▶ **WORK TO BE COMPLETED**
Please count the lines in the items below that contain the string "management", and reply with only the number.

-- Begin --

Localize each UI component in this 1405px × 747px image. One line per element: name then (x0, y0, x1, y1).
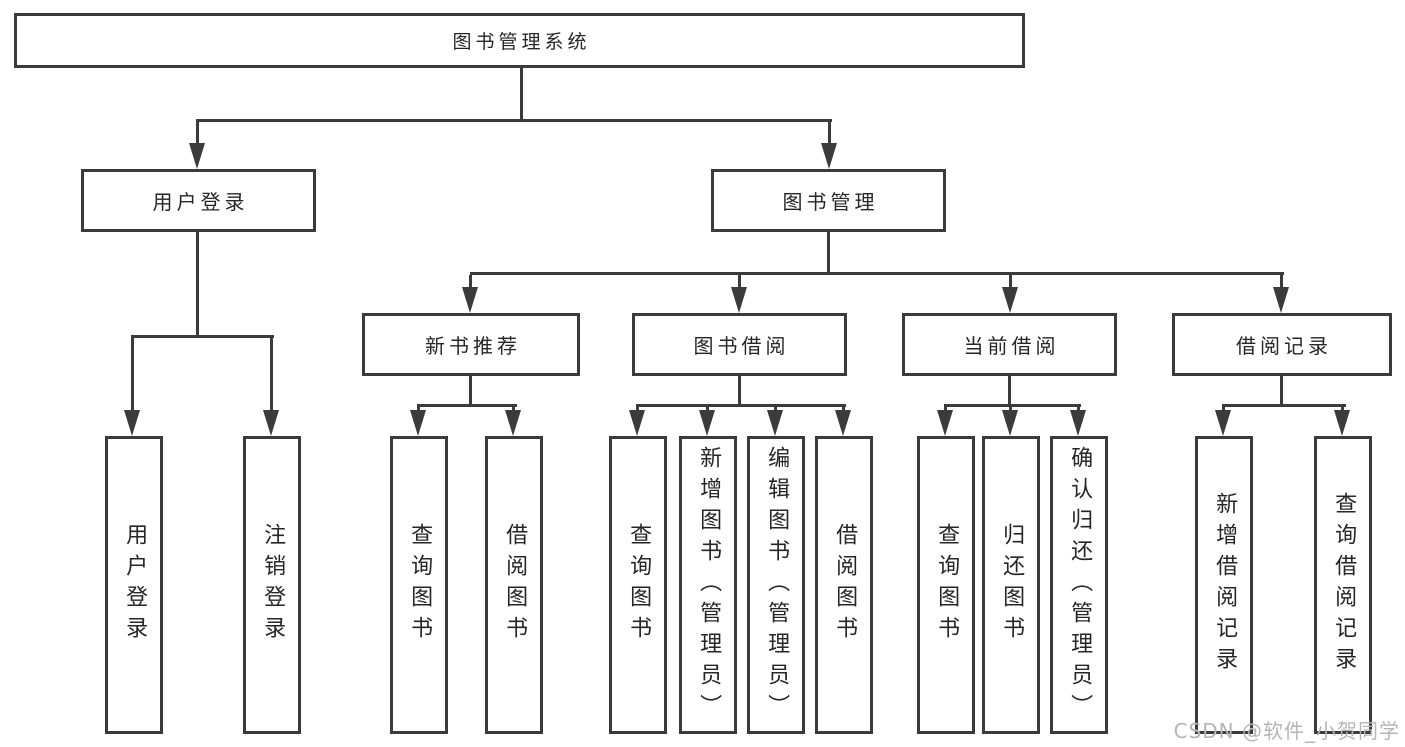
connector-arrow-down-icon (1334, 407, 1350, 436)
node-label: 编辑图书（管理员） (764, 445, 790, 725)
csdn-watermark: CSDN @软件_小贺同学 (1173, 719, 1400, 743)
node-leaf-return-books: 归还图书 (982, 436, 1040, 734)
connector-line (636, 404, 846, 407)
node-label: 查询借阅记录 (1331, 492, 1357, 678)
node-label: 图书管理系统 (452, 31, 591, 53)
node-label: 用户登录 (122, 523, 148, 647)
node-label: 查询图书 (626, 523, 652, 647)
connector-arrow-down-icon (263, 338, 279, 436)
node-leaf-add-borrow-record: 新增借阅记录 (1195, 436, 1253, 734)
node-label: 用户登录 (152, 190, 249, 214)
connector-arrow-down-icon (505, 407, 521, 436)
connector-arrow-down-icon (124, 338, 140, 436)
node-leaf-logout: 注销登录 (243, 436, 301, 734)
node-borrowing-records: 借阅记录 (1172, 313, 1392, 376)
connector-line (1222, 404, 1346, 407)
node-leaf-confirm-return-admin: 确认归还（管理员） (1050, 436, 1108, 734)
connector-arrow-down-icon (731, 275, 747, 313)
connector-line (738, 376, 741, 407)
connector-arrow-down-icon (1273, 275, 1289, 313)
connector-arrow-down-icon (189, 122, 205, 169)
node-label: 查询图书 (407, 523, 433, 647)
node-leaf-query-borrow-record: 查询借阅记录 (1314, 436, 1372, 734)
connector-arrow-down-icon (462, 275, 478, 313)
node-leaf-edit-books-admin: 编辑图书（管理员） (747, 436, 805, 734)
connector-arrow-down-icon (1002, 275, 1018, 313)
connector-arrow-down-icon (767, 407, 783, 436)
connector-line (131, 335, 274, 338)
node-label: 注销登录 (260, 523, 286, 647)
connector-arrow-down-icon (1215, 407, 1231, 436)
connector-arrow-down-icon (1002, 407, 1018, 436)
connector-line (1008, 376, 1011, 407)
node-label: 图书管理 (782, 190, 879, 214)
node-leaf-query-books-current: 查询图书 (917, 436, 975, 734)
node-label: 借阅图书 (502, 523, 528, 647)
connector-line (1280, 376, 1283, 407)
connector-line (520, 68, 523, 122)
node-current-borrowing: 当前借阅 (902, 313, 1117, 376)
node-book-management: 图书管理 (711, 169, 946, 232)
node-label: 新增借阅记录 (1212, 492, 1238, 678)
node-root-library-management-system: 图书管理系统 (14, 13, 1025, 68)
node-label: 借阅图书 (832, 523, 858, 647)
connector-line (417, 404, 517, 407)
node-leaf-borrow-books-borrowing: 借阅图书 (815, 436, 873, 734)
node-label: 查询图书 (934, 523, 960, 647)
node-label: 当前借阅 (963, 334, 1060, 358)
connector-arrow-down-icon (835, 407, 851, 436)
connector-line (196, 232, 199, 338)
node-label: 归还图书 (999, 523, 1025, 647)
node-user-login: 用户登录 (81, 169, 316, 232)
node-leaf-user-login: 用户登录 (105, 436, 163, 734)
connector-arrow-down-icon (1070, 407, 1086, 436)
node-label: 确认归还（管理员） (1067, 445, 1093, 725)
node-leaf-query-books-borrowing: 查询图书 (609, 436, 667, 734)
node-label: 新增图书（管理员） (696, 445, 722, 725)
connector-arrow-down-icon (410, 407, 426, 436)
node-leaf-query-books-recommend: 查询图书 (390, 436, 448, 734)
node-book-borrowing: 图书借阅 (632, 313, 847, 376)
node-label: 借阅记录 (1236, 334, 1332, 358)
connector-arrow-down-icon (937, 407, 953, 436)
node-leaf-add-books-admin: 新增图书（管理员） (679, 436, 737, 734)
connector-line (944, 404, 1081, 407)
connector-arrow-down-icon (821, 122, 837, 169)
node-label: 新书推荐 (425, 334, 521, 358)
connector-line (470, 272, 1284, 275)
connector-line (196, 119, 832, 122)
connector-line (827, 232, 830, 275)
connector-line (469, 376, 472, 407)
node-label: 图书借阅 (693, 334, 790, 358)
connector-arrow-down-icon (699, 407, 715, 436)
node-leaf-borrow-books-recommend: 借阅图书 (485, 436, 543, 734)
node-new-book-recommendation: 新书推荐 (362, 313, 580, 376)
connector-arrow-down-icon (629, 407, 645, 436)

-- End --

▶ **SOLUTION TO THIS EXERCISE**
2